> _STATED EXERCISE_:
Word for word, set down the records and skip each picture.

——————

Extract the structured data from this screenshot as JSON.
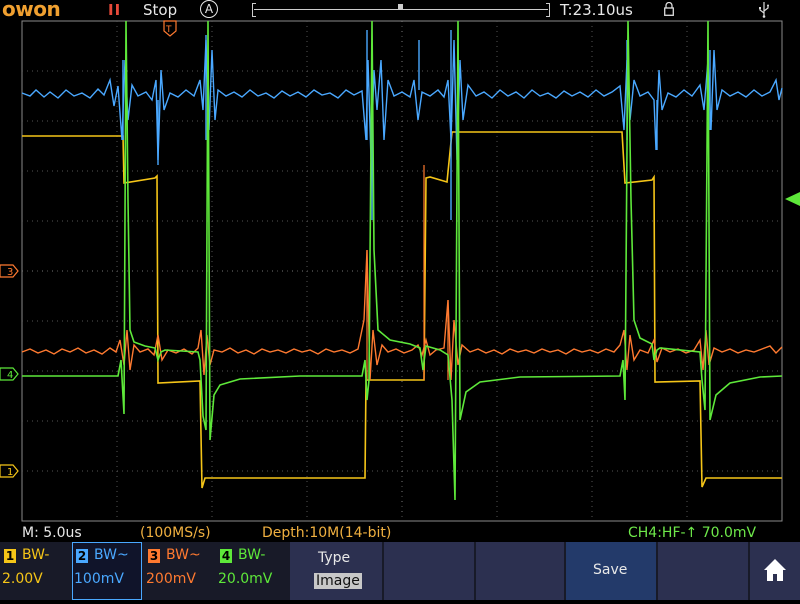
{
  "header": {
    "logo": "owon",
    "run_icon": "II",
    "run_state": "Stop",
    "trigger_mode": "A",
    "trigger_position": "T:23.10us"
  },
  "status": {
    "timebase": "M: 5.0us",
    "sample_rate": "(100MS/s)",
    "depth": "Depth:10M(14-bit)",
    "trigger": "CH4:HF-↑ 70.0mV"
  },
  "channels": [
    {
      "num": "1",
      "bw": "BW-",
      "scale": "2.00V",
      "color": "#f5c518"
    },
    {
      "num": "2",
      "bw": "BW~",
      "scale": "100mV",
      "color": "#4aa8ff"
    },
    {
      "num": "3",
      "bw": "BW~",
      "scale": "200mV",
      "color": "#ff7a30"
    },
    {
      "num": "4",
      "bw": "BW-",
      "scale": "20.0mV",
      "color": "#5ee83a"
    }
  ],
  "markers": {
    "ch3": "3",
    "ch4": "4",
    "ch1": "1",
    "trigger_top": "T"
  },
  "menu": {
    "type_label": "Type",
    "type_value": "Image",
    "save_label": "Save"
  },
  "icons": [
    "lock-icon",
    "usb-icon",
    "home-icon"
  ]
}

——————

> _THE SOLUTION_:
Extract the structured data from this screenshot as JSON.
{
  "header": {
    "logo": "owon",
    "run_icon": "II",
    "run_state": "Stop",
    "trigger_mode": "A",
    "trigger_position": "T:23.10us"
  },
  "status": {
    "timebase": "M: 5.0us",
    "sample_rate": "(100MS/s)",
    "depth": "Depth:10M(14-bit)",
    "trigger": "CH4:HF-↑ 70.0mV"
  },
  "channels": [
    {
      "num": "1",
      "bw": "BW-",
      "scale": "2.00V",
      "color": "#f5c518"
    },
    {
      "num": "2",
      "bw": "BW~",
      "scale": "100mV",
      "color": "#4aa8ff"
    },
    {
      "num": "3",
      "bw": "BW~",
      "scale": "200mV",
      "color": "#ff7a30"
    },
    {
      "num": "4",
      "bw": "BW-",
      "scale": "20.0mV",
      "color": "#5ee83a"
    }
  ],
  "markers": {
    "ch3": "3",
    "ch4": "4",
    "ch1": "1",
    "trigger_top": "T"
  },
  "menu": {
    "type_label": "Type",
    "type_value": "Image",
    "save_label": "Save"
  },
  "icons": [
    "lock-icon",
    "usb-icon",
    "home-icon"
  ]
}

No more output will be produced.